### Extract provided:
────

GPT-4 class LLMs have gotten remarkably good at writing SQL. However, out-of-the-box LLMs and existing frameworks would not work with our own structured data at a necessary quality level. For example, given the question “what was the average rent in Los Angeles in May 2023?” a reasonable human would either assume the question is about Los Angeles, CA or would confirm the state with the question asker in a follow up. However, an LLM translates this to:
select price from rent_prices where city=”Los Angeles” AND month=”05” AND year=”2023”
This pulls data for Los Angeles, CA and Los Angeles, TX without getting columns to differentiate between the two. You can read more about the challenges of enterprise-level text-to-SQL in this blog post I wrote on the topic: https://medium.com/dataherald/why-enterprise-natural-languag...
Dataherald comes with “batteries-included.” It has best-in-class implementations of core components, including, but not limited to: a state of the art NL-to-SQL agent, an LLM-based SQL-accuracy evaluator. The architecture is modular, allowing these components to be easily replaced. It’s easy to set up and use with major data warehouses.

────

### Supplied data:
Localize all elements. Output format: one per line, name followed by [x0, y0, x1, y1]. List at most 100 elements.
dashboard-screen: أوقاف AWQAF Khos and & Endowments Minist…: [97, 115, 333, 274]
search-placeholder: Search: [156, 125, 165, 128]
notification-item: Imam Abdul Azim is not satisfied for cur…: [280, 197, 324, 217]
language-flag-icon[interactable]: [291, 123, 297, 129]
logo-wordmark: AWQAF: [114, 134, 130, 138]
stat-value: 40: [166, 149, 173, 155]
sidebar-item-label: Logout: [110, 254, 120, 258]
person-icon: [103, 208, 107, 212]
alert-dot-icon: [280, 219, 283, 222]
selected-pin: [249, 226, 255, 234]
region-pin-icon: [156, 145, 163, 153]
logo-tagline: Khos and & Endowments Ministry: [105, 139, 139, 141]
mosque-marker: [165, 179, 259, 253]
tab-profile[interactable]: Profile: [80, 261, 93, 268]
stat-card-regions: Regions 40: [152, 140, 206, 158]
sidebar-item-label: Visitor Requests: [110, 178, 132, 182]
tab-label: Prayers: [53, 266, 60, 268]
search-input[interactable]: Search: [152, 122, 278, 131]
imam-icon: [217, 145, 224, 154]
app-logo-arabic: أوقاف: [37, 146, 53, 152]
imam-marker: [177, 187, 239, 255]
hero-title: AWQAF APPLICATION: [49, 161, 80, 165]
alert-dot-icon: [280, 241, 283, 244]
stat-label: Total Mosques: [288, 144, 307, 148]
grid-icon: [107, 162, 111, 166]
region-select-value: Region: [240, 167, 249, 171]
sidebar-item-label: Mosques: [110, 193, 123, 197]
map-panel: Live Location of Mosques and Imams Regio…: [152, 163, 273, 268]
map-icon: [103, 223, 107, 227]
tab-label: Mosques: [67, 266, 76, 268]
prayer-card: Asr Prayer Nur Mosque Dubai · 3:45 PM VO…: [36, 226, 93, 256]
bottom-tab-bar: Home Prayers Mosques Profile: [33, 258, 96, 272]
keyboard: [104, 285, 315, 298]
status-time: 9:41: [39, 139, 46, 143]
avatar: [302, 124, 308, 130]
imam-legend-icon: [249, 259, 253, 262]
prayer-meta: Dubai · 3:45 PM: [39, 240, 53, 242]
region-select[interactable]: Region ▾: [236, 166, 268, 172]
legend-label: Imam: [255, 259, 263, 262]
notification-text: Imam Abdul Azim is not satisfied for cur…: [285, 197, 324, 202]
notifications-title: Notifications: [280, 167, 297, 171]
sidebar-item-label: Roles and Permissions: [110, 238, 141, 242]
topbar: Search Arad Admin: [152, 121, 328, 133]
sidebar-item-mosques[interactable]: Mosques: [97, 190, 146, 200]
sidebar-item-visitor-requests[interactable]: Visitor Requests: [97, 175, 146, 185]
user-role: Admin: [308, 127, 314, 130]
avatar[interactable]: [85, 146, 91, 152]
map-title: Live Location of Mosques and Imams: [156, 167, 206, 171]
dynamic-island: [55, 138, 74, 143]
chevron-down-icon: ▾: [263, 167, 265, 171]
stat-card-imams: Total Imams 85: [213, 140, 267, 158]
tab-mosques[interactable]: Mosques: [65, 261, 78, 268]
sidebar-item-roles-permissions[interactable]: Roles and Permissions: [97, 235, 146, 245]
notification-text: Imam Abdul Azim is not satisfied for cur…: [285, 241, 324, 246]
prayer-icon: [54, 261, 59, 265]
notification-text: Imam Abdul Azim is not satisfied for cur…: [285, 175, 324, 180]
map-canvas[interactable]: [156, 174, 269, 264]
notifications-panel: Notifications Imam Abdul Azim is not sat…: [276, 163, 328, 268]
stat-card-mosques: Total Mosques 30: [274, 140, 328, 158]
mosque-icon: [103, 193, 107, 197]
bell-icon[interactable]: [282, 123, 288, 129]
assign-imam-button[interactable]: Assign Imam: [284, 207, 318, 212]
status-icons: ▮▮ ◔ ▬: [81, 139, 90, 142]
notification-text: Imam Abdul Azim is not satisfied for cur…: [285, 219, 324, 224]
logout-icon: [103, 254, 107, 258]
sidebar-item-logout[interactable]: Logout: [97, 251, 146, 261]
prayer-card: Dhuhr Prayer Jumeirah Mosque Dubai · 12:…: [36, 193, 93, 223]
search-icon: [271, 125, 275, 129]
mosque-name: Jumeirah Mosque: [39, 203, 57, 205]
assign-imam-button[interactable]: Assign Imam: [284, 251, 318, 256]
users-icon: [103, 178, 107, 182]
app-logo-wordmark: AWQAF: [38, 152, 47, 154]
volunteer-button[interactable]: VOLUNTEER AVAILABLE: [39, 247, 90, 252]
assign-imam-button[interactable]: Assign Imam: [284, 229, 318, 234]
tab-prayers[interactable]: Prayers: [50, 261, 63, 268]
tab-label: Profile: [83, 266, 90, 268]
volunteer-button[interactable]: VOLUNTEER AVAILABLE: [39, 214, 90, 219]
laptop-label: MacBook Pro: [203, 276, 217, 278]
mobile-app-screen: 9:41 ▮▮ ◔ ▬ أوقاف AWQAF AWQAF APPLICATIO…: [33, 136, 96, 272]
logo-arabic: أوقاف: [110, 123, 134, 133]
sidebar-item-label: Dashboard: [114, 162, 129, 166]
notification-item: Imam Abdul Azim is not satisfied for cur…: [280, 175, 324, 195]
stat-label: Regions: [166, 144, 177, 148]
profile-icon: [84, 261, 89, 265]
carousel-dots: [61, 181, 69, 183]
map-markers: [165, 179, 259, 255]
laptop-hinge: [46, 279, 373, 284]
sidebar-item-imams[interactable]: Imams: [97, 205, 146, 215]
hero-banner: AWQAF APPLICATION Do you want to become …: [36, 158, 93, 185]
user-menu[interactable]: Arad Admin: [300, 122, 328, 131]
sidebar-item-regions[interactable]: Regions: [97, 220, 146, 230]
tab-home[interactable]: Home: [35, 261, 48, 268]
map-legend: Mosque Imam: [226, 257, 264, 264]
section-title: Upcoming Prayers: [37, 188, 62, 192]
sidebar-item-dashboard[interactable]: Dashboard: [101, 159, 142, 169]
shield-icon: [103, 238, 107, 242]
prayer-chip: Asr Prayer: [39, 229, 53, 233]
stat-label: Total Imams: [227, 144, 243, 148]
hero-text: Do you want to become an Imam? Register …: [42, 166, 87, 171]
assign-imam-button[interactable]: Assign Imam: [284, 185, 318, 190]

────

Continue the piece on the Dataherald text-to-SQL tool, picking up right after its final sentence.

### Written response:
There is a “Context Store” where information (NL2SQL examples, schemas and table descriptions) is used for the LLM prompts to make the engine get better with usage. And we even made it fast!
This version allows you to easily connect to PG, Databricks, BigQuery or Snowflake and set up an API for semantic interactions with your structured data. You can then add business and data context that are used for few-shot prompting by the engine.
The NL-to-SQL agent in this open source release was developed by our own Mohammadreza Pourreza, whose DIN-SQL algorithm is currently top of the Spider (https://yale-lily.github.io/spider) and Bird (https://bird-bench.github.io/) NL 2 SQL benchmarks. This agent has outperformed the Langchain SQLAgent anywhere from 12%-250%.5x (depending on the provided context) in our own internal benchmarking while being only ~15s slower on average.
Needless to say, this is an early release and the codebase is under swift development. We would love for you to try it out and give us your feedback! And if you are interested in contributing, we’d love to hear from you!
We were using OpenAI's codex model with a bunch of few shot examples for natural language queries over blockchain data coupled with a finetuned completions model for plot the results when we were working on makerdojo.io.
Without the ability to fine tune Codex, we had to employ a bunch of techniques to pick the right set of examples to provide in the context to get good SQL. We have come very far since then and it has been great to see projects projects like sqlcoder and this.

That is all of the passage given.